> **WHAT IS EXPECTED**
Set down, in full, every record in the block.

> **THE DATA**
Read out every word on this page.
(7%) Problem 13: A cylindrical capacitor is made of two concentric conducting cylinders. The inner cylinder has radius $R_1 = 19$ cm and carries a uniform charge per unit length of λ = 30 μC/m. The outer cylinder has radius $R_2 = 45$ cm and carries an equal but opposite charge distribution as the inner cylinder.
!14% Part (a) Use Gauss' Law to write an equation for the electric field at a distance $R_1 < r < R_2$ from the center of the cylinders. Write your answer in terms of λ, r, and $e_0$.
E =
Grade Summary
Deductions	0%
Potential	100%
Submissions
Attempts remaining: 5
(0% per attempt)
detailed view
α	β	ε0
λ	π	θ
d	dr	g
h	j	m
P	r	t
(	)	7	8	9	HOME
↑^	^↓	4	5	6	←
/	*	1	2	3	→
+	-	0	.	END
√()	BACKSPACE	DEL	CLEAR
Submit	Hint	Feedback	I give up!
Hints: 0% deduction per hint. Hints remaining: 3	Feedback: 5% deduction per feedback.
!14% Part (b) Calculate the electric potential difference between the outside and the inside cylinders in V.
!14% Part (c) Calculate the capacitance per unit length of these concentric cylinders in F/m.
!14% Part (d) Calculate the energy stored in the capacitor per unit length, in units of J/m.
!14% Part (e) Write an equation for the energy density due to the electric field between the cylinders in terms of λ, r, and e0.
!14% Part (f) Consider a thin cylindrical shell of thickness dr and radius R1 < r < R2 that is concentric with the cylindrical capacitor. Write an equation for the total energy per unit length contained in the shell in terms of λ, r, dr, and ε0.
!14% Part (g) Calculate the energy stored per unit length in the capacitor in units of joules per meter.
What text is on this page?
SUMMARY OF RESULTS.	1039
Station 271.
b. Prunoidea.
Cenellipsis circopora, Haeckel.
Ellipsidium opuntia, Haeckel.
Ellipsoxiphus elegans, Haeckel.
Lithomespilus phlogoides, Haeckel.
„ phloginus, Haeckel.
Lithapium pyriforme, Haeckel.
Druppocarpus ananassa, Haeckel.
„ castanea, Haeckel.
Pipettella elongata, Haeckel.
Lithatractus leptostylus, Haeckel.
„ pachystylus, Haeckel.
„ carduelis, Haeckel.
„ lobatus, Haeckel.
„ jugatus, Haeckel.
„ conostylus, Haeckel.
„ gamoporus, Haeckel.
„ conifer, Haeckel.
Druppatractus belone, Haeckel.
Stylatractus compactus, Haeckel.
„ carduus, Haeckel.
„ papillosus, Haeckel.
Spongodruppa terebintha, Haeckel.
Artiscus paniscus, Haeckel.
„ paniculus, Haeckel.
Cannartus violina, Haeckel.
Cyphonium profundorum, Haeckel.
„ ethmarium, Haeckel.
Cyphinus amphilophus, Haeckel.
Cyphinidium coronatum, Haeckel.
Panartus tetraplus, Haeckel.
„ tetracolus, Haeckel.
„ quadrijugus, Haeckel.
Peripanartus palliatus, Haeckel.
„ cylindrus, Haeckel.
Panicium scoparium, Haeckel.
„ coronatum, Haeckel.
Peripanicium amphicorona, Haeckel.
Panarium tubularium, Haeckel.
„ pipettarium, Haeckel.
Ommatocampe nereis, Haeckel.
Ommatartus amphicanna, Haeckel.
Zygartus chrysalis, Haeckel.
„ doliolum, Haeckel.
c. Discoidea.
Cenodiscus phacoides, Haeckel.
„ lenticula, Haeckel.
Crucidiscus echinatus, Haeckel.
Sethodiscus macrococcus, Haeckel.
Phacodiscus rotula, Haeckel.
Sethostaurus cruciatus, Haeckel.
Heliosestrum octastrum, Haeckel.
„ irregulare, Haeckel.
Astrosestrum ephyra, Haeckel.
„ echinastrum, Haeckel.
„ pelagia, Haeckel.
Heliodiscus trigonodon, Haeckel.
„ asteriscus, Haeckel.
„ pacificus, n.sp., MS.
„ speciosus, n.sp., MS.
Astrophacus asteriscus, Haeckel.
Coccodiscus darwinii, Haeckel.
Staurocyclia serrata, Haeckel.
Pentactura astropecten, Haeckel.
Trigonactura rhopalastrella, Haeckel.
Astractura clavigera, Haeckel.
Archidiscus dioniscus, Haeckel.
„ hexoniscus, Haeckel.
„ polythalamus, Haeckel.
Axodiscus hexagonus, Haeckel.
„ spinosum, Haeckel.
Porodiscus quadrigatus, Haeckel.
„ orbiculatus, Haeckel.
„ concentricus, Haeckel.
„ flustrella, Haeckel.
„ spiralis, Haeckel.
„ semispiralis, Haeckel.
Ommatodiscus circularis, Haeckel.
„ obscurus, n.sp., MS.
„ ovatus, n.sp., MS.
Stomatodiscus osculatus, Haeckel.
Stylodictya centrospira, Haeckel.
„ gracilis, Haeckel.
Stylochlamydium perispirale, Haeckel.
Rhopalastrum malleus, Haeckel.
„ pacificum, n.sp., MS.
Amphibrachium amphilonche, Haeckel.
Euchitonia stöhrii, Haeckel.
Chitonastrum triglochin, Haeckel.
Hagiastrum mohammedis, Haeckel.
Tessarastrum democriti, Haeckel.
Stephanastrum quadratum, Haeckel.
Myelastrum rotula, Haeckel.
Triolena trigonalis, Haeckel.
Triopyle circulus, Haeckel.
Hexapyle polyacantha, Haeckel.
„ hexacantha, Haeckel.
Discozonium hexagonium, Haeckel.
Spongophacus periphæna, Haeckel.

> **COMPLETED TASK**
Read out every word on this page.
(7%) Problem 13: A cylindrical capacitor is made of two concentric conducting cylinders. The inner cylinder has radius $R_1 = 19$ cm and carries a uniform charge per unit length of λ = 30 μC/m. The outer cylinder has radius $R_2 = 45$ cm and carries an equal but opposite charge distribution as the inner cylinder.
!14% Part (a) Use Gauss' Law to write an equation for the electric field at a distance $R_1 < r < R_2$ from the center of the cylinders. Write your answer in terms of λ, r, and $e_0$.
E =
Grade Summary
Deductions	0%
Potential	100%
Submissions
Attempts remaining: 5
(0% per attempt)
detailed view
α	β	ε0
λ	π	θ
d	dr	g
h	j	m
P	r	t
(	)	7	8	9	HOME
↑^	^↓	4	5	6	←
/	*	1	2	3	→
+	-	0	.	END
√()	BACKSPACE	DEL	CLEAR
Submit	Hint	Feedback	I give up!
Hints: 0% deduction per hint. Hints remaining: 3	Feedback: 5% deduction per feedback.
!14% Part (b) Calculate the electric potential difference between the outside and the inside cylinders in V.
!14% Part (c) Calculate the capacitance per unit length of these concentric cylinders in F/m.
!14% Part (d) Calculate the energy stored in the capacitor per unit length, in units of J/m.
!14% Part (e) Write an equation for the energy density due to the electric field between the cylinders in terms of λ, r, and e0.
!14% Part (f) Consider a thin cylindrical shell of thickness dr and radius R1 < r < R2 that is concentric with the cylindrical capacitor. Write an equation for the total energy per unit length contained in the shell in terms of λ, r, dr, and ε0.
!14% Part (g) Calculate the energy stored per unit length in the capacitor in units of joules per meter.
What text is on this page?
SUMMARY OF RESULTS.	1039
Station 271.
b. Prunoidea.
Cenellipsis circopora, Haeckel.
Ellipsidium opuntia, Haeckel.
Ellipsoxiphus elegans, Haeckel.
Lithomespilus phlogoides, Haeckel.
„ phloginus, Haeckel.
Lithapium pyriforme, Haeckel.
Druppocarpus ananassa, Haeckel.
„ castanea, Haeckel.
Pipettella elongata, Haeckel.
Lithatractus leptostylus, Haeckel.
„ pachystylus, Haeckel.
„ carduelis, Haeckel.
„ lobatus, Haeckel.
„ jugatus, Haeckel.
„ conostylus, Haeckel.
„ gamoporus, Haeckel.
„ conifer, Haeckel.
Druppatractus belone, Haeckel.
Stylatractus compactus, Haeckel.
„ carduus, Haeckel.
„ papillosus, Haeckel.
Spongodruppa terebintha, Haeckel.
Artiscus paniscus, Haeckel.
„ paniculus, Haeckel.
Cannartus violina, Haeckel.
Cyphonium profundorum, Haeckel.
„ ethmarium, Haeckel.
Cyphinus amphilophus, Haeckel.
Cyphinidium coronatum, Haeckel.
Panartus tetraplus, Haeckel.
„ tetracolus, Haeckel.
„ quadrijugus, Haeckel.
Peripanartus palliatus, Haeckel.
„ cylindrus, Haeckel.
Panicium scoparium, Haeckel.
„ coronatum, Haeckel.
Peripanicium amphicorona, Haeckel.
Panarium tubularium, Haeckel.
„ pipettarium, Haeckel.
Ommatocampe nereis, Haeckel.
Ommatartus amphicanna, Haeckel.
Zygartus chrysalis, Haeckel.
„ doliolum, Haeckel.
c. Discoidea.
Cenodiscus phacoides, Haeckel.
„ lenticula, Haeckel.
Crucidiscus echinatus, Haeckel.
Sethodiscus macrococcus, Haeckel.
Phacodiscus rotula, Haeckel.
Sethostaurus cruciatus, Haeckel.
Heliosestrum octastrum, Haeckel.
„ irregulare, Haeckel.
Astrosestrum ephyra, Haeckel.
„ echinastrum, Haeckel.
„ pelagia, Haeckel.
Heliodiscus trigonodon, Haeckel.
„ asteriscus, Haeckel.
„ pacificus, n.sp., MS.
„ speciosus, n.sp., MS.
Astrophacus asteriscus, Haeckel.
Coccodiscus darwinii, Haeckel.
Staurocyclia serrata, Haeckel.
Pentactura astropecten, Haeckel.
Trigonactura rhopalastrella, Haeckel.
Astractura clavigera, Haeckel.
Archidiscus dioniscus, Haeckel.
„ hexoniscus, Haeckel.
„ polythalamus, Haeckel.
Axodiscus hexagonus, Haeckel.
„ spinosum, Haeckel.
Porodiscus quadrigatus, Haeckel.
„ orbiculatus, Haeckel.
„ concentricus, Haeckel.
„ flustrella, Haeckel.
„ spiralis, Haeckel.
„ semispiralis, Haeckel.
Ommatodiscus circularis, Haeckel.
„ obscurus, n.sp., MS.
„ ovatus, n.sp., MS.
Stomatodiscus osculatus, Haeckel.
Stylodictya centrospira, Haeckel.
„ gracilis, Haeckel.
Stylochlamydium perispirale, Haeckel.
Rhopalastrum malleus, Haeckel.
„ pacificum, n.sp., MS.
Amphibrachium amphilonche, Haeckel.
Euchitonia stöhrii, Haeckel.
Chitonastrum triglochin, Haeckel.
Hagiastrum mohammedis, Haeckel.
Tessarastrum democriti, Haeckel.
Stephanastrum quadratum, Haeckel.
Myelastrum rotula, Haeckel.
Triolena trigonalis, Haeckel.
Triopyle circulus, Haeckel.
Hexapyle polyacantha, Haeckel.
„ hexacantha, Haeckel.
Discozonium hexagonium, Haeckel.
Spongophacus periphæna, Haeckel.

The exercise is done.